⟨

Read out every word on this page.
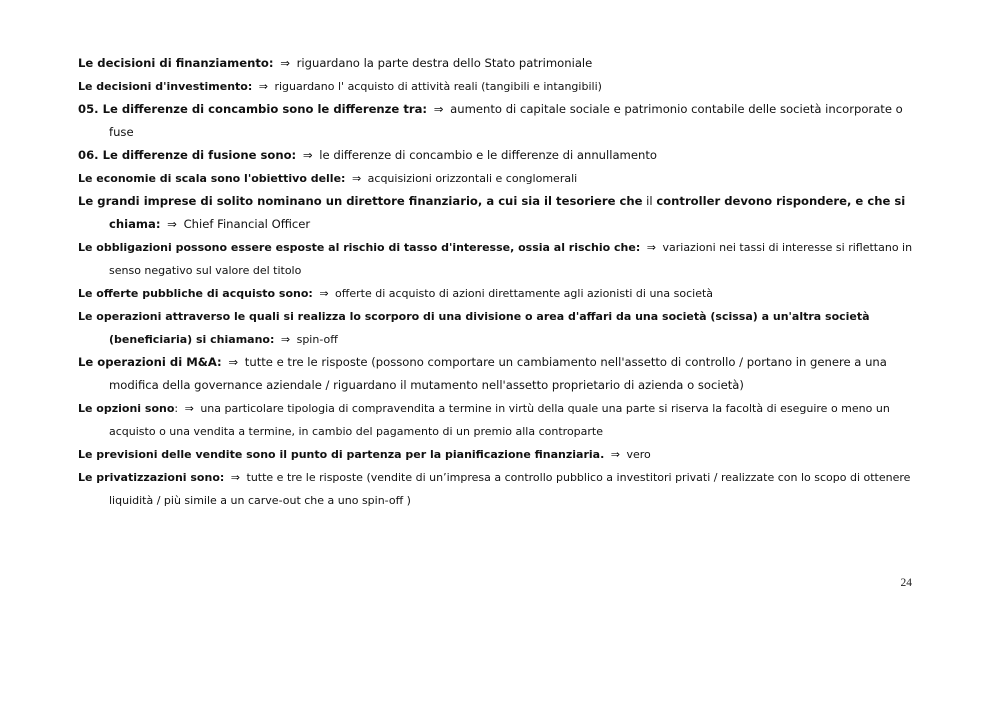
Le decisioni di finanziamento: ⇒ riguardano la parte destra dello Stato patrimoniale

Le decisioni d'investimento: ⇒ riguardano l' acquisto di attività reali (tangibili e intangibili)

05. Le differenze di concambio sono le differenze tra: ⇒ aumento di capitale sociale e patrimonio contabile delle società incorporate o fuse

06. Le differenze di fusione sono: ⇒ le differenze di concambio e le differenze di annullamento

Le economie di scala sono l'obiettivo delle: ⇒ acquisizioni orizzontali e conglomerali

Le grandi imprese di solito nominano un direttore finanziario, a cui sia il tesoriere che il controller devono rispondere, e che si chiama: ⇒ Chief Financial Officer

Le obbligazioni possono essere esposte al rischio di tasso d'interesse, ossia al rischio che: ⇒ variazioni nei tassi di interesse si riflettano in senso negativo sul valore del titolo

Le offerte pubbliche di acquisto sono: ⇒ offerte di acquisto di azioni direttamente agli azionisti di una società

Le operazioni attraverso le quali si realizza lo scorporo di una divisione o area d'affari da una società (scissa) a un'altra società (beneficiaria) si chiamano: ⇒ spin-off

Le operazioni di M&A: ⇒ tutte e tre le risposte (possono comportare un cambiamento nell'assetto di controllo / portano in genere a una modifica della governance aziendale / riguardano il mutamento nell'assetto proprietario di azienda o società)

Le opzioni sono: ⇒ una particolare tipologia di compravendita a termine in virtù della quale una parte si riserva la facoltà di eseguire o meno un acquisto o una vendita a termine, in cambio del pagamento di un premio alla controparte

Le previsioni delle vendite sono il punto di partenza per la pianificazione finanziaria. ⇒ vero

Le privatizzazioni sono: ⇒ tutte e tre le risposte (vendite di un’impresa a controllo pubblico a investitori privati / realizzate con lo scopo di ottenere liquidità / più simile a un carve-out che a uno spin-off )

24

⟩

Read through the data and copy every line where "possono" shows up.

## SOLVED PROBLEM
Le obbligazioni possono essere esposte al rischio di tasso d'interesse, ossia al rischio che: ⇒ variazioni nei tassi di interesse si riflettano in senso negativo sul valore del titolo
Le operazioni di M&A: ⇒ tutte e tre le risposte (possono comportare un cambiamento nell'assetto di controllo / portano in genere a una modifica della governance aziendale / riguardano il mutamento nell'assetto proprietario di azienda o società)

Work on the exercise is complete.